Output the entries verbatim, including every line.
[Start of Entries]
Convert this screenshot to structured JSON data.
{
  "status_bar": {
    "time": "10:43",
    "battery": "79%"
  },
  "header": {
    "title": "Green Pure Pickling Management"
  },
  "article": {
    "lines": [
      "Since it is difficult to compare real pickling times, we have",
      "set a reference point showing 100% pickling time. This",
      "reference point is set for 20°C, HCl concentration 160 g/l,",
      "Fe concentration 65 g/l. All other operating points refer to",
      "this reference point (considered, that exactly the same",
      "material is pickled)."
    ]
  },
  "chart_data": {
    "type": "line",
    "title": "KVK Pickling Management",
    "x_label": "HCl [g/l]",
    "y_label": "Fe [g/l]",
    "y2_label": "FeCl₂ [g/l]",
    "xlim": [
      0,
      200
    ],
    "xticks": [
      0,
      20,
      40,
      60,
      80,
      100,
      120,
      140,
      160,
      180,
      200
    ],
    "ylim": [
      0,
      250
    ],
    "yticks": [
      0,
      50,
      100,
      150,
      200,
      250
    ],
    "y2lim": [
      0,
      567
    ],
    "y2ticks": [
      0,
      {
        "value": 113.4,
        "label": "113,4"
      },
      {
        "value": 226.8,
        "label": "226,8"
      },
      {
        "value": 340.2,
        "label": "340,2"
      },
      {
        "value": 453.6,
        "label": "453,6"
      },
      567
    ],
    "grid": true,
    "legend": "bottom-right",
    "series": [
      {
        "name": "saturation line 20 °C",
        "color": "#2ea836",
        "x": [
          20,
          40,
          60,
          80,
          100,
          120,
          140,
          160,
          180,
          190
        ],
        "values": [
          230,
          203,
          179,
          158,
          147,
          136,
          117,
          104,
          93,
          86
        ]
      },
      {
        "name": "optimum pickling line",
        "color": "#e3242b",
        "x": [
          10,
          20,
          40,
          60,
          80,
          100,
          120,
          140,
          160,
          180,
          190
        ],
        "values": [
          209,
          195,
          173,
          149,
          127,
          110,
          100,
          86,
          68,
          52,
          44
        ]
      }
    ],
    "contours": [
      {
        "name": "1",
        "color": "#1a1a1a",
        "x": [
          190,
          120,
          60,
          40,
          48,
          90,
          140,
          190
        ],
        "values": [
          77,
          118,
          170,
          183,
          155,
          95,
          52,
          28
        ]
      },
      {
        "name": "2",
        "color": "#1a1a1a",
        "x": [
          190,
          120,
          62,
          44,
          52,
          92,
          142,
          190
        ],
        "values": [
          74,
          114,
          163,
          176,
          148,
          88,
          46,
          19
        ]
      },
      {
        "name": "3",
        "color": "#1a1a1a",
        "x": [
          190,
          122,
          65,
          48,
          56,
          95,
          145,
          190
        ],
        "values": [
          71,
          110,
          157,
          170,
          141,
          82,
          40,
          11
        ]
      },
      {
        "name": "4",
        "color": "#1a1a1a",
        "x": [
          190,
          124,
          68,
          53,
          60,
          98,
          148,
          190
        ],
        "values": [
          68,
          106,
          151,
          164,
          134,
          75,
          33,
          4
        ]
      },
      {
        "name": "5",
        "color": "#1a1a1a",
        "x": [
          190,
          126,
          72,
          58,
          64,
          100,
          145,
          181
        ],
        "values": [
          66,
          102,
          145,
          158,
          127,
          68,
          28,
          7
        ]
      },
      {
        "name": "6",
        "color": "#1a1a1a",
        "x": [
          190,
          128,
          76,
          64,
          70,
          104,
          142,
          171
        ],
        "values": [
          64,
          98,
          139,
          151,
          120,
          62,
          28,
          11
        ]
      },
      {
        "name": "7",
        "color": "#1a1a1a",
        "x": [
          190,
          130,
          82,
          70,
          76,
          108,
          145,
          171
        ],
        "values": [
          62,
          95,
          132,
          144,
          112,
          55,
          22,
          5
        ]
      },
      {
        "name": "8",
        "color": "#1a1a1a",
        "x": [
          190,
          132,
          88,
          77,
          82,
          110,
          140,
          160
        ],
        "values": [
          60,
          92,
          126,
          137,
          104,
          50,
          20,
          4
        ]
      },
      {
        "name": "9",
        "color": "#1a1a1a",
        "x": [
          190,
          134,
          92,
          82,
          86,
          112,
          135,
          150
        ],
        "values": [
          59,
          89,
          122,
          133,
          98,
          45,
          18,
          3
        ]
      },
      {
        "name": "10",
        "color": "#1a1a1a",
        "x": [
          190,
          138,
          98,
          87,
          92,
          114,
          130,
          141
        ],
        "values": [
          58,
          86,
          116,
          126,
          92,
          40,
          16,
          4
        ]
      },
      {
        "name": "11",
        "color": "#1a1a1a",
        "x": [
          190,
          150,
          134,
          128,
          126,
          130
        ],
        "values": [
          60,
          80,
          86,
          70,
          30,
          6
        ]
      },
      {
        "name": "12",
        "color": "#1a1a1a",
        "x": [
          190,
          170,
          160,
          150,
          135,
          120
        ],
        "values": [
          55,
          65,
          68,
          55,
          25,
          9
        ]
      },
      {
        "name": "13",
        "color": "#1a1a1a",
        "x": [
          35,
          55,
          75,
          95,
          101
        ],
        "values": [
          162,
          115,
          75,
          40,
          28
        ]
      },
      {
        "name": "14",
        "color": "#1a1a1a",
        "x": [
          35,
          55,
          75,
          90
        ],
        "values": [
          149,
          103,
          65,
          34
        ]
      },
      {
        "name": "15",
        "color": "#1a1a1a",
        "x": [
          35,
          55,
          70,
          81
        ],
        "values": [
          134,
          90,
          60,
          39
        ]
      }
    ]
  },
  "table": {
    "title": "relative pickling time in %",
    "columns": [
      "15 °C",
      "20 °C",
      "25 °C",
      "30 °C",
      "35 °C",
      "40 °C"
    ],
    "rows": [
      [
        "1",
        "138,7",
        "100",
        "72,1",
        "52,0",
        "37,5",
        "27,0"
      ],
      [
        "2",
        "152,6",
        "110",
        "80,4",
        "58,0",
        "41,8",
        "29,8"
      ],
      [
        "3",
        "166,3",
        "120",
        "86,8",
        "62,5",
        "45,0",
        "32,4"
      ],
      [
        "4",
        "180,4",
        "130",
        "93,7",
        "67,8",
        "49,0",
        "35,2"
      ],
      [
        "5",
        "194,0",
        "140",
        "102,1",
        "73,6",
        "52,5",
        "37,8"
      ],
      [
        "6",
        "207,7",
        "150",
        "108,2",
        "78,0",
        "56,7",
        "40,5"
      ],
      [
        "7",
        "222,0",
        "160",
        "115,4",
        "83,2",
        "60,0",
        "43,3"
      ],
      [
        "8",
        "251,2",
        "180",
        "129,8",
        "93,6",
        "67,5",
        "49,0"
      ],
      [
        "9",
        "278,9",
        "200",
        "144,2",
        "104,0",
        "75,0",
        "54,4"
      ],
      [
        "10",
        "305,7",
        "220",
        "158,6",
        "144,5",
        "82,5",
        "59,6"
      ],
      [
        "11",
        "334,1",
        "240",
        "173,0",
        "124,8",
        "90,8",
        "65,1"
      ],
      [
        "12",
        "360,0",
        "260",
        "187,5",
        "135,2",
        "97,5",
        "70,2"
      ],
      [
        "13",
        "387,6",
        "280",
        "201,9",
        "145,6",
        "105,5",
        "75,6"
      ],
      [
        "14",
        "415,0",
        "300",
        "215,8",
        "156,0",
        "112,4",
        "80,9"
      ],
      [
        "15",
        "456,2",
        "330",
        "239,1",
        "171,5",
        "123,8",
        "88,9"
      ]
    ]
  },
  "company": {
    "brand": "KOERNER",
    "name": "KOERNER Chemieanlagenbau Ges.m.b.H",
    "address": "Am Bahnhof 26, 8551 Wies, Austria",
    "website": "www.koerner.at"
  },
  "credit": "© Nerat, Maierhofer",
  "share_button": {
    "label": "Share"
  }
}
[End of Entries]
Written answer.
Convert this screenshot to structured JSON data.
{
  "status_bar": {
    "time": "10:43",
    "battery": "79%"
  },
  "header": {
    "title": "Green Pure Pickling Management"
  },
  "article": {
    "lines": [
      "Since it is difficult to compare real pickling times, we have",
      "set a reference point showing 100% pickling time. This",
      "reference point is set for 20°C, HCl concentration 160 g/l,",
      "Fe concentration 65 g/l. All other operating points refer to",
      "this reference point (considered, that exactly the same",
      "material is pickled)."
    ]
  },
  "chart_data": {
    "type": "line",
    "title": "KVK Pickling Management",
    "x_label": "HCl [g/l]",
    "y_label": "Fe [g/l]",
    "y2_label": "FeCl₂ [g/l]",
    "xlim": [
      0,
      200
    ],
    "xticks": [
      0,
      20,
      40,
      60,
      80,
      100,
      120,
      140,
      160,
      180,
      200
    ],
    "ylim": [
      0,
      250
    ],
    "yticks": [
      0,
      50,
      100,
      150,
      200,
      250
    ],
    "y2lim": [
      0,
      567
    ],
    "y2ticks": [
      0,
      {
        "value": 113.4,
        "label": "113,4"
      },
      {
        "value": 226.8,
        "label": "226,8"
      },
      {
        "value": 340.2,
        "label": "340,2"
      },
      {
        "value": 453.6,
        "label": "453,6"
      },
      567
    ],
    "grid": true,
    "legend": "bottom-right",
    "series": [
      {
        "name": "saturation line 20 °C",
        "color": "#2ea836",
        "x": [
          20,
          40,
          60,
          80,
          100,
          120,
          140,
          160,
          180,
          190
        ],
        "values": [
          230,
          203,
          179,
          158,
          147,
          136,
          117,
          104,
          93,
          86
        ]
      },
      {
        "name": "optimum pickling line",
        "color": "#e3242b",
        "x": [
          10,
          20,
          40,
          60,
          80,
          100,
          120,
          140,
          160,
          180,
          190
        ],
        "values": [
          209,
          195,
          173,
          149,
          127,
          110,
          100,
          86,
          68,
          52,
          44
        ]
      }
    ],
    "contours": [
      {
        "name": "1",
        "color": "#1a1a1a",
        "x": [
          190,
          120,
          60,
          40,
          48,
          90,
          140,
          190
        ],
        "values": [
          77,
          118,
          170,
          183,
          155,
          95,
          52,
          28
        ]
      },
      {
        "name": "2",
        "color": "#1a1a1a",
        "x": [
          190,
          120,
          62,
          44,
          52,
          92,
          142,
          190
        ],
        "values": [
          74,
          114,
          163,
          176,
          148,
          88,
          46,
          19
        ]
      },
      {
        "name": "3",
        "color": "#1a1a1a",
        "x": [
          190,
          122,
          65,
          48,
          56,
          95,
          145,
          190
        ],
        "values": [
          71,
          110,
          157,
          170,
          141,
          82,
          40,
          11
        ]
      },
      {
        "name": "4",
        "color": "#1a1a1a",
        "x": [
          190,
          124,
          68,
          53,
          60,
          98,
          148,
          190
        ],
        "values": [
          68,
          106,
          151,
          164,
          134,
          75,
          33,
          4
        ]
      },
      {
        "name": "5",
        "color": "#1a1a1a",
        "x": [
          190,
          126,
          72,
          58,
          64,
          100,
          145,
          181
        ],
        "values": [
          66,
          102,
          145,
          158,
          127,
          68,
          28,
          7
        ]
      },
      {
        "name": "6",
        "color": "#1a1a1a",
        "x": [
          190,
          128,
          76,
          64,
          70,
          104,
          142,
          171
        ],
        "values": [
          64,
          98,
          139,
          151,
          120,
          62,
          28,
          11
        ]
      },
      {
        "name": "7",
        "color": "#1a1a1a",
        "x": [
          190,
          130,
          82,
          70,
          76,
          108,
          145,
          171
        ],
        "values": [
          62,
          95,
          132,
          144,
          112,
          55,
          22,
          5
        ]
      },
      {
        "name": "8",
        "color": "#1a1a1a",
        "x": [
          190,
          132,
          88,
          77,
          82,
          110,
          140,
          160
        ],
        "values": [
          60,
          92,
          126,
          137,
          104,
          50,
          20,
          4
        ]
      },
      {
        "name": "9",
        "color": "#1a1a1a",
        "x": [
          190,
          134,
          92,
          82,
          86,
          112,
          135,
          150
        ],
        "values": [
          59,
          89,
          122,
          133,
          98,
          45,
          18,
          3
        ]
      },
      {
        "name": "10",
        "color": "#1a1a1a",
        "x": [
          190,
          138,
          98,
          87,
          92,
          114,
          130,
          141
        ],
        "values": [
          58,
          86,
          116,
          126,
          92,
          40,
          16,
          4
        ]
      },
      {
        "name": "11",
        "color": "#1a1a1a",
        "x": [
          190,
          150,
          134,
          128,
          126,
          130
        ],
        "values": [
          60,
          80,
          86,
          70,
          30,
          6
        ]
      },
      {
        "name": "12",
        "color": "#1a1a1a",
        "x": [
          190,
          170,
          160,
          150,
          135,
          120
        ],
        "values": [
          55,
          65,
          68,
          55,
          25,
          9
        ]
      },
      {
        "name": "13",
        "color": "#1a1a1a",
        "x": [
          35,
          55,
          75,
          95,
          101
        ],
        "values": [
          162,
          115,
          75,
          40,
          28
        ]
      },
      {
        "name": "14",
        "color": "#1a1a1a",
        "x": [
          35,
          55,
          75,
          90
        ],
        "values": [
          149,
          103,
          65,
          34
        ]
      },
      {
        "name": "15",
        "color": "#1a1a1a",
        "x": [
          35,
          55,
          70,
          81
        ],
        "values": [
          134,
          90,
          60,
          39
        ]
      }
    ]
  },
  "table": {
    "title": "relative pickling time in %",
    "columns": [
      "15 °C",
      "20 °C",
      "25 °C",
      "30 °C",
      "35 °C",
      "40 °C"
    ],
    "rows": [
      [
        "1",
        "138,7",
        "100",
        "72,1",
        "52,0",
        "37,5",
        "27,0"
      ],
      [
        "2",
        "152,6",
        "110",
        "80,4",
        "58,0",
        "41,8",
        "29,8"
      ],
      [
        "3",
        "166,3",
        "120",
        "86,8",
        "62,5",
        "45,0",
        "32,4"
      ],
      [
        "4",
        "180,4",
        "130",
        "93,7",
        "67,8",
        "49,0",
        "35,2"
      ],
      [
        "5",
        "194,0",
        "140",
        "102,1",
        "73,6",
        "52,5",
        "37,8"
      ],
      [
        "6",
        "207,7",
        "150",
        "108,2",
        "78,0",
        "56,7",
        "40,5"
      ],
      [
        "7",
        "222,0",
        "160",
        "115,4",
        "83,2",
        "60,0",
        "43,3"
      ],
      [
        "8",
        "251,2",
        "180",
        "129,8",
        "93,6",
        "67,5",
        "49,0"
      ],
      [
        "9",
        "278,9",
        "200",
        "144,2",
        "104,0",
        "75,0",
        "54,4"
      ],
      [
        "10",
        "305,7",
        "220",
        "158,6",
        "144,5",
        "82,5",
        "59,6"
      ],
      [
        "11",
        "334,1",
        "240",
        "173,0",
        "124,8",
        "90,8",
        "65,1"
      ],
      [
        "12",
        "360,0",
        "260",
        "187,5",
        "135,2",
        "97,5",
        "70,2"
      ],
      [
        "13",
        "387,6",
        "280",
        "201,9",
        "145,6",
        "105,5",
        "75,6"
      ],
      [
        "14",
        "415,0",
        "300",
        "215,8",
        "156,0",
        "112,4",
        "80,9"
      ],
      [
        "15",
        "456,2",
        "330",
        "239,1",
        "171,5",
        "123,8",
        "88,9"
      ]
    ]
  },
  "company": {
    "brand": "KOERNER",
    "name": "KOERNER Chemieanlagenbau Ges.m.b.H",
    "address": "Am Bahnhof 26, 8551 Wies, Austria",
    "website": "www.koerner.at"
  },
  "credit": "© Nerat, Maierhofer",
  "share_button": {
    "label": "Share"
  }
}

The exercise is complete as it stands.